Saved entries
□ □ □ □

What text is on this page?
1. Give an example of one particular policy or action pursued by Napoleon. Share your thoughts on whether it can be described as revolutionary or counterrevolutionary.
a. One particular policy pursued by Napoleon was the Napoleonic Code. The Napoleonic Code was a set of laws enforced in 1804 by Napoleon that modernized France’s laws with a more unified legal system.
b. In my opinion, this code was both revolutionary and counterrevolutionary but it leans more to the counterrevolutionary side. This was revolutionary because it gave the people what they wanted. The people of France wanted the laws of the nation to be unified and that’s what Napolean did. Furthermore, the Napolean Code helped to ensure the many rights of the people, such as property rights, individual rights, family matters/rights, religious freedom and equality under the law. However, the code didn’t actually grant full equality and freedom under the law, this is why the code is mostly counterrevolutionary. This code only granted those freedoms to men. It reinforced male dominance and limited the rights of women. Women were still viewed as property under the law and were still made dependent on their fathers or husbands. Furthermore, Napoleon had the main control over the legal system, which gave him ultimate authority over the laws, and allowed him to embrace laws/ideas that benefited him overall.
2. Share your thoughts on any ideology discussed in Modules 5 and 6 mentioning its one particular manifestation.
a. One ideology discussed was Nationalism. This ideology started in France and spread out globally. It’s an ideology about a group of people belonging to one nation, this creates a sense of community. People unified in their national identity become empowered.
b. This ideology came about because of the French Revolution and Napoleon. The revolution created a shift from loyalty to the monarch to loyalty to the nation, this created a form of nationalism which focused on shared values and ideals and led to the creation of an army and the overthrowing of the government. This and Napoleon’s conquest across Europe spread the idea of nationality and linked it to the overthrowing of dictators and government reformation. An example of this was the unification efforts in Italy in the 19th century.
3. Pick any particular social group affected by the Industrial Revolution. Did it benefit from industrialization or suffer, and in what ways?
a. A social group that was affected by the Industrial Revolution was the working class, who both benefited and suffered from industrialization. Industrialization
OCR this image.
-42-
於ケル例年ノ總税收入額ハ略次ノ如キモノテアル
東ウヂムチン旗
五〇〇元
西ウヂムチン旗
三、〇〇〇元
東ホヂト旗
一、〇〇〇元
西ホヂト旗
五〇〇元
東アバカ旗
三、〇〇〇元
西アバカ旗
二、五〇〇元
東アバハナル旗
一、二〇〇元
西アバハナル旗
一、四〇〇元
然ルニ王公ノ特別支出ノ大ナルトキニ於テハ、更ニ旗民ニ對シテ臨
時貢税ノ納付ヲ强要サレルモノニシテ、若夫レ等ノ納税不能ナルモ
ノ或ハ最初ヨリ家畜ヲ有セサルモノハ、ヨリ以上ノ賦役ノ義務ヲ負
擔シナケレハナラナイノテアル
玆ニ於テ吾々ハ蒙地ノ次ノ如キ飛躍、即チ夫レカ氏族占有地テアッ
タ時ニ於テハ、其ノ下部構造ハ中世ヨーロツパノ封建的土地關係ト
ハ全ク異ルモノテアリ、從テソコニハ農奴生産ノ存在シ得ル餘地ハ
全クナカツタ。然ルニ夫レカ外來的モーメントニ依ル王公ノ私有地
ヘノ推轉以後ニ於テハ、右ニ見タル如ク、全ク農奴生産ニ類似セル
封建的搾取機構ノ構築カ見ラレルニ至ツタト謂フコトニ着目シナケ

□ □ □ □

◆ WHAT TO WORK ON
Pull out every line of the entries that includes the word "industrialization".

◆ EXERCISE SOLUTION
3. Pick any particular social group affected by the Industrial Revolution. Did it benefit from industrialization or suffer, and in what ways?
a. A social group that was affected by the Industrial Revolution was the working class, who both benefited and suffered from industrialization. Industrialization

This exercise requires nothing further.